>> Begin GIVEN RECORDS
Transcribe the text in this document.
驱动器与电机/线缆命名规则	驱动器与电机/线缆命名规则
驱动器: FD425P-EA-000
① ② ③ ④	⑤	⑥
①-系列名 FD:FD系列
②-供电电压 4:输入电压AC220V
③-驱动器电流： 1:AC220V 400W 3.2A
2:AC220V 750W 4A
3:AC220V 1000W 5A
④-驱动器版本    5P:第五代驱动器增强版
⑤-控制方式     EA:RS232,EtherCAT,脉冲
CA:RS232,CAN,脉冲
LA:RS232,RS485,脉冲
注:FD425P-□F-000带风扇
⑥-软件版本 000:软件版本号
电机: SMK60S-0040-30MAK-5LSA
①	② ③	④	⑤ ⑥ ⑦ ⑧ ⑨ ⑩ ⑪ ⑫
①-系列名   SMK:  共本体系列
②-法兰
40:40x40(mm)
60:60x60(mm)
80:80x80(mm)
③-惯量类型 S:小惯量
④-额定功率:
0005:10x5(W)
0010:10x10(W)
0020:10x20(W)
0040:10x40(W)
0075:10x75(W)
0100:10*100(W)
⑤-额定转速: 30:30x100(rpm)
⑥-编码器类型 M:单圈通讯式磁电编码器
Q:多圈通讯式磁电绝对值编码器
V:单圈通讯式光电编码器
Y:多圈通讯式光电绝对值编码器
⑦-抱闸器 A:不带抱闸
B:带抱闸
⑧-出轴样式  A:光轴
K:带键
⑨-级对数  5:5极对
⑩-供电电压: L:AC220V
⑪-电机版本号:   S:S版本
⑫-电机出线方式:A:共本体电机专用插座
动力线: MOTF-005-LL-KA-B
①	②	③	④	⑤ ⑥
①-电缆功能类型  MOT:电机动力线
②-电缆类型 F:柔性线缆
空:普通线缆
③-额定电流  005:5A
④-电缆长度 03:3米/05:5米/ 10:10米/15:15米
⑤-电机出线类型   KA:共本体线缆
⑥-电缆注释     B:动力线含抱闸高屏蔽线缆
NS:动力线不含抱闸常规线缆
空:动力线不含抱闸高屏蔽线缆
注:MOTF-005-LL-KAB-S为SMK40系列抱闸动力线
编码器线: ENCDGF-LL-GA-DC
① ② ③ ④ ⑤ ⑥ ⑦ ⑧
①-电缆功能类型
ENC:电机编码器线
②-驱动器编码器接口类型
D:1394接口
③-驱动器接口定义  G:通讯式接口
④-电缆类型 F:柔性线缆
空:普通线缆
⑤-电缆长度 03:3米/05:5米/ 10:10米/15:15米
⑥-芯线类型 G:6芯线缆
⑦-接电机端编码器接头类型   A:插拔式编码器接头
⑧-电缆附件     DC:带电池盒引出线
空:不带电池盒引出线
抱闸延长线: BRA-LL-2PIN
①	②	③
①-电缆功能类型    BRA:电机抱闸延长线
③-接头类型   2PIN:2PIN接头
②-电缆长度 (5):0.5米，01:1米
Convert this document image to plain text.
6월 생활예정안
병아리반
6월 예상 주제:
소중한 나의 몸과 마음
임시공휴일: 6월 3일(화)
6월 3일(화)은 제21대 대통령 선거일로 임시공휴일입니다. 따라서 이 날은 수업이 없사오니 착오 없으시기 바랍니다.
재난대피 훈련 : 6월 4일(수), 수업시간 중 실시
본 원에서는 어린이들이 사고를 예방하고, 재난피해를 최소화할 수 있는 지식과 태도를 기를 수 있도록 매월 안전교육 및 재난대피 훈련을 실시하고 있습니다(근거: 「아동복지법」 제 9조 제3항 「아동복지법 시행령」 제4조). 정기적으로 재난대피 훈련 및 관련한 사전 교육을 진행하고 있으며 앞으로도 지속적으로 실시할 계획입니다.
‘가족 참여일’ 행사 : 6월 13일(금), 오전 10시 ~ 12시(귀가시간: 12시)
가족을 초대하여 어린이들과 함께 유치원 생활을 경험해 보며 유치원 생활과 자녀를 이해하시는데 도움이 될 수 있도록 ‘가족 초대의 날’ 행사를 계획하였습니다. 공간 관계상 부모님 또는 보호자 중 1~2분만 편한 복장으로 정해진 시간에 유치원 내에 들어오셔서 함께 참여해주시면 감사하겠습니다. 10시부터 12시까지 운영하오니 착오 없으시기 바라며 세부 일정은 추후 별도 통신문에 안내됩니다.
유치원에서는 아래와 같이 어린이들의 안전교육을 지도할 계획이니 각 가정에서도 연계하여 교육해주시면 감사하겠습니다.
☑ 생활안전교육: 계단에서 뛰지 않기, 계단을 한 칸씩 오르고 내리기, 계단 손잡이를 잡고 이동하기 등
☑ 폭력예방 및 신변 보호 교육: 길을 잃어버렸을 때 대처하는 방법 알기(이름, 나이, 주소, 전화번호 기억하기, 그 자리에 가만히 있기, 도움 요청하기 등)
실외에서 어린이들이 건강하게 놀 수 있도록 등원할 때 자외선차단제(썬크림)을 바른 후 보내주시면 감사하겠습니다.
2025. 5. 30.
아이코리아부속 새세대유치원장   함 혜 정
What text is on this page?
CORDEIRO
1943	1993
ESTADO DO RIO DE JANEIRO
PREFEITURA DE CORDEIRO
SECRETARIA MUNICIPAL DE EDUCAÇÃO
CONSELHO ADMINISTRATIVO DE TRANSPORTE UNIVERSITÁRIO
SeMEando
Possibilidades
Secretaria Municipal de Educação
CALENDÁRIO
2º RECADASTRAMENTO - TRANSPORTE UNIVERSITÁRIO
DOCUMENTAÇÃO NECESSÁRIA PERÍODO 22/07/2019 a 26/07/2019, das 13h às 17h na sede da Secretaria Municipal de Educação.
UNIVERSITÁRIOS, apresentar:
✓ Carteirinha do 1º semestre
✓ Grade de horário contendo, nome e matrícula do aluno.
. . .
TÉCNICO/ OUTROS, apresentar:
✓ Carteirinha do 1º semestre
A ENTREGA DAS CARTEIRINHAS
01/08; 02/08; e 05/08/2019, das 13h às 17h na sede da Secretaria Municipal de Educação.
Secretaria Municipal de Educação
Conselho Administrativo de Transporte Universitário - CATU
>> End GIVEN RECORDS
Pick out every line above that holds the word "apresentar" and copy it.

- [SOLVED PROBLEM]:
UNIVERSITÁRIOS, apresentar:
TÉCNICO/ OUTROS, apresentar:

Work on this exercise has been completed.